Directions:
Write out all of the data without omission, exactly as shown.

-- Start of Supplied records --

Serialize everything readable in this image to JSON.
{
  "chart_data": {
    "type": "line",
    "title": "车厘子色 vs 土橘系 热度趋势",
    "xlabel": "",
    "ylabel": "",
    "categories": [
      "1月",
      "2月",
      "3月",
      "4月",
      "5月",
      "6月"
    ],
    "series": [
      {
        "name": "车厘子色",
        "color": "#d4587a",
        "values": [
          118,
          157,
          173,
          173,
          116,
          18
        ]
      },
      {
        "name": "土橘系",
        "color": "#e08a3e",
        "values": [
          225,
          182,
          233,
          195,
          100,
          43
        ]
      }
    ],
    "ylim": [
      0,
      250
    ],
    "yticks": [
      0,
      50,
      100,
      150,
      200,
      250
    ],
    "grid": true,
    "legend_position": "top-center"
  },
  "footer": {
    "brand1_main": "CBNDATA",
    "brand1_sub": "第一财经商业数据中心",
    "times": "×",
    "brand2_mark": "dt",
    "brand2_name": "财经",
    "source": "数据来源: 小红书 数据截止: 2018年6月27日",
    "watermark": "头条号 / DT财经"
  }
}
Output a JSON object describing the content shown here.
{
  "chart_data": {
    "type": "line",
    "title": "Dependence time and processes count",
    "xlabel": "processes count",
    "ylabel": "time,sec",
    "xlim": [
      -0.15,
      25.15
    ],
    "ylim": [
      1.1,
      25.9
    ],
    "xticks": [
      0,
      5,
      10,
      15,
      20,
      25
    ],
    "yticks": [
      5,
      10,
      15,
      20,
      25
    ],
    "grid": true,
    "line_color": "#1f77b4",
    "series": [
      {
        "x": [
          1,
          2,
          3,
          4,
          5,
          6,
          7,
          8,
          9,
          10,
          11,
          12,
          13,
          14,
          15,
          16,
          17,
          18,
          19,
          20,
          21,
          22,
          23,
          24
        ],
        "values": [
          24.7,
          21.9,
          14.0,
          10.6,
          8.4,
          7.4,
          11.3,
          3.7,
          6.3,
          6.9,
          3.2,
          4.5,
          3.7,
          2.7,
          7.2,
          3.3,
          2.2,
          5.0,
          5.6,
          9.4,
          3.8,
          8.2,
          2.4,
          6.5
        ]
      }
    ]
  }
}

-- End of Supplied records --

Answer to this task:
Serialize everything readable in this image to JSON.
{
  "chart_data": {
    "type": "line",
    "title": "车厘子色 vs 土橘系 热度趋势",
    "xlabel": "",
    "ylabel": "",
    "categories": [
      "1月",
      "2月",
      "3月",
      "4月",
      "5月",
      "6月"
    ],
    "series": [
      {
        "name": "车厘子色",
        "color": "#d4587a",
        "values": [
          118,
          157,
          173,
          173,
          116,
          18
        ]
      },
      {
        "name": "土橘系",
        "color": "#e08a3e",
        "values": [
          225,
          182,
          233,
          195,
          100,
          43
        ]
      }
    ],
    "ylim": [
      0,
      250
    ],
    "yticks": [
      0,
      50,
      100,
      150,
      200,
      250
    ],
    "grid": true,
    "legend_position": "top-center"
  },
  "footer": {
    "brand1_main": "CBNDATA",
    "brand1_sub": "第一财经商业数据中心",
    "times": "×",
    "brand2_mark": "dt",
    "brand2_name": "财经",
    "source": "数据来源: 小红书 数据截止: 2018年6月27日",
    "watermark": "头条号 / DT财经"
  }
}
Output a JSON object describing the content shown here.
{
  "chart_data": {
    "type": "line",
    "title": "Dependence time and processes count",
    "xlabel": "processes count",
    "ylabel": "time,sec",
    "xlim": [
      -0.15,
      25.15
    ],
    "ylim": [
      1.1,
      25.9
    ],
    "xticks": [
      0,
      5,
      10,
      15,
      20,
      25
    ],
    "yticks": [
      5,
      10,
      15,
      20,
      25
    ],
    "grid": true,
    "line_color": "#1f77b4",
    "series": [
      {
        "x": [
          1,
          2,
          3,
          4,
          5,
          6,
          7,
          8,
          9,
          10,
          11,
          12,
          13,
          14,
          15,
          16,
          17,
          18,
          19,
          20,
          21,
          22,
          23,
          24
        ],
        "values": [
          24.7,
          21.9,
          14.0,
          10.6,
          8.4,
          7.4,
          11.3,
          3.7,
          6.3,
          6.9,
          3.2,
          4.5,
          3.7,
          2.7,
          7.2,
          3.3,
          2.2,
          5.0,
          5.6,
          9.4,
          3.8,
          8.2,
          2.4,
          6.5
        ]
      }
    ]
  }
}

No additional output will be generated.